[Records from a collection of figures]
----------

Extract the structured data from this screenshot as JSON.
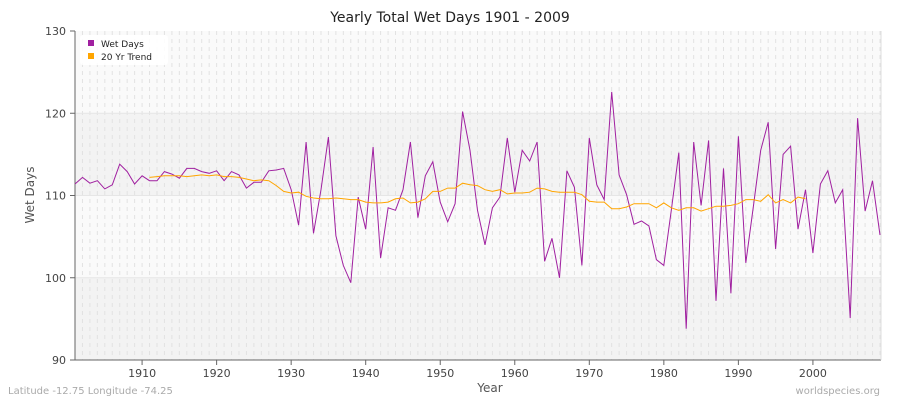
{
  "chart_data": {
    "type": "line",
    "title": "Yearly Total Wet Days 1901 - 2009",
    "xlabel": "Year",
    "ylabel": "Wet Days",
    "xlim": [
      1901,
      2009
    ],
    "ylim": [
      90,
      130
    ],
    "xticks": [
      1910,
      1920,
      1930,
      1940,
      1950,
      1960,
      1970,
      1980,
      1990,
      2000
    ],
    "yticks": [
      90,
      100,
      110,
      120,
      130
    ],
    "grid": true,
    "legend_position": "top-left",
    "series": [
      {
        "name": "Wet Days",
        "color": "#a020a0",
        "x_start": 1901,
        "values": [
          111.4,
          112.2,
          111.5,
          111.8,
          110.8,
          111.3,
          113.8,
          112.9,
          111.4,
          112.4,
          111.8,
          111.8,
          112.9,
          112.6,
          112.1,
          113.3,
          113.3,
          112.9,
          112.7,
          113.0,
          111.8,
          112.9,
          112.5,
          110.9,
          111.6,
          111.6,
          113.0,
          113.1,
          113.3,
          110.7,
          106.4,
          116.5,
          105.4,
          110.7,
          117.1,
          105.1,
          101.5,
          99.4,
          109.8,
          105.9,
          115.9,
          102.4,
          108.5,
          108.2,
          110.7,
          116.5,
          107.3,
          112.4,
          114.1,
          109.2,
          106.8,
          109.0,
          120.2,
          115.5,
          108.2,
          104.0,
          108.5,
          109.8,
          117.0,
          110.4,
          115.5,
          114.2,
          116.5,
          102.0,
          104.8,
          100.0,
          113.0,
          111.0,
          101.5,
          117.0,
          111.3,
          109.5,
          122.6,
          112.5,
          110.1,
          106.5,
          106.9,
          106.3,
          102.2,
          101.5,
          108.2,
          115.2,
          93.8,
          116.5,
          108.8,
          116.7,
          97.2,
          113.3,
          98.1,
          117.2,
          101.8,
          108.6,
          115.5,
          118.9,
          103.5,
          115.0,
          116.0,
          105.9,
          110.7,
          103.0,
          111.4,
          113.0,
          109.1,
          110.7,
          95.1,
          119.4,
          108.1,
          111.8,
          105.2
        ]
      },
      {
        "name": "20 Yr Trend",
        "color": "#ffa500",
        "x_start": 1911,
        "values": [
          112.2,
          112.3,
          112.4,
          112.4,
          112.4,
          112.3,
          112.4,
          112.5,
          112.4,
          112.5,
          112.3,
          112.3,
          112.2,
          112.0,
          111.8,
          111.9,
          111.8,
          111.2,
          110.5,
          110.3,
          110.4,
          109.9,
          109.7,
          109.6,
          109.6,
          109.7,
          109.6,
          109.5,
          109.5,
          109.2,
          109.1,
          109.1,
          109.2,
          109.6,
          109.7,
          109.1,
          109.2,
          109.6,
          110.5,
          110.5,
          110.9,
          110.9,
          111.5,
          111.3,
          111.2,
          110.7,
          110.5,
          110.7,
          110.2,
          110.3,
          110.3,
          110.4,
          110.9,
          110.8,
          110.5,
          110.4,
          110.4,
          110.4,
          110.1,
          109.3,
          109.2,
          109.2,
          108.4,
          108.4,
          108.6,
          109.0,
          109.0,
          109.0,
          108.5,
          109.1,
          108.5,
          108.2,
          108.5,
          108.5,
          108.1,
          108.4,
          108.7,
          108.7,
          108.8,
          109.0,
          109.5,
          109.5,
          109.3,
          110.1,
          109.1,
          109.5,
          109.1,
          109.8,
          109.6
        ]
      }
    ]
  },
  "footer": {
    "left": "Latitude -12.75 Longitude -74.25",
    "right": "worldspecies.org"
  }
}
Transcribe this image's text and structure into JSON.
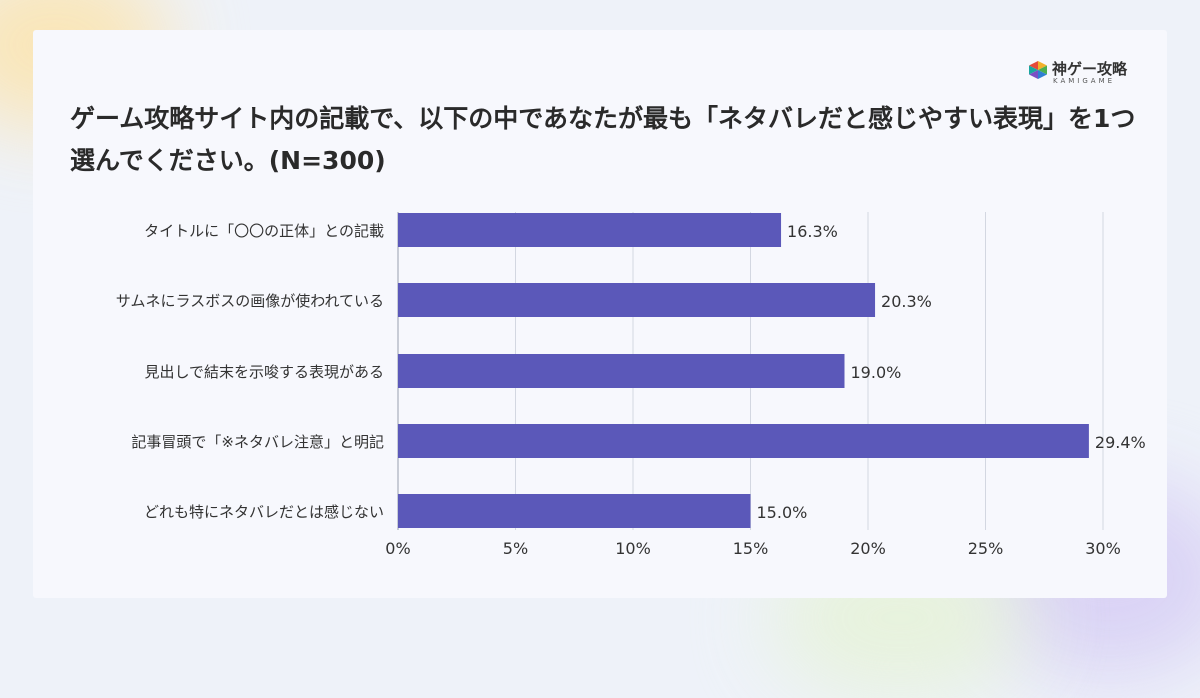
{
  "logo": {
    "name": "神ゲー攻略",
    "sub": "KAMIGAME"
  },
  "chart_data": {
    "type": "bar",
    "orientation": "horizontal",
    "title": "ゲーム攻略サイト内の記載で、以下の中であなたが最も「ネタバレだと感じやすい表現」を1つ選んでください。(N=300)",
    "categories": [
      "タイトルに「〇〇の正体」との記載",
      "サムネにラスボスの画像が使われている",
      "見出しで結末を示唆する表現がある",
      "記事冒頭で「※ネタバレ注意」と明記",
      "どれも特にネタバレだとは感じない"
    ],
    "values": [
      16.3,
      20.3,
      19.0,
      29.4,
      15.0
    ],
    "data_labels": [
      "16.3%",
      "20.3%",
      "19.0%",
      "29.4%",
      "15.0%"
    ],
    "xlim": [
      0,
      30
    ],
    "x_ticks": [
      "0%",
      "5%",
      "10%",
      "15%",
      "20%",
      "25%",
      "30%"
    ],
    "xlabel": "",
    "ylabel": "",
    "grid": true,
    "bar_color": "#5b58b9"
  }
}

----------

Brief
Examine the records and pull out every line where the string "name" occurs.

Solution to the exercise
        "name": "Wet Days",
        "name": "20 Yr Trend",
    "name": "神ゲー攻略",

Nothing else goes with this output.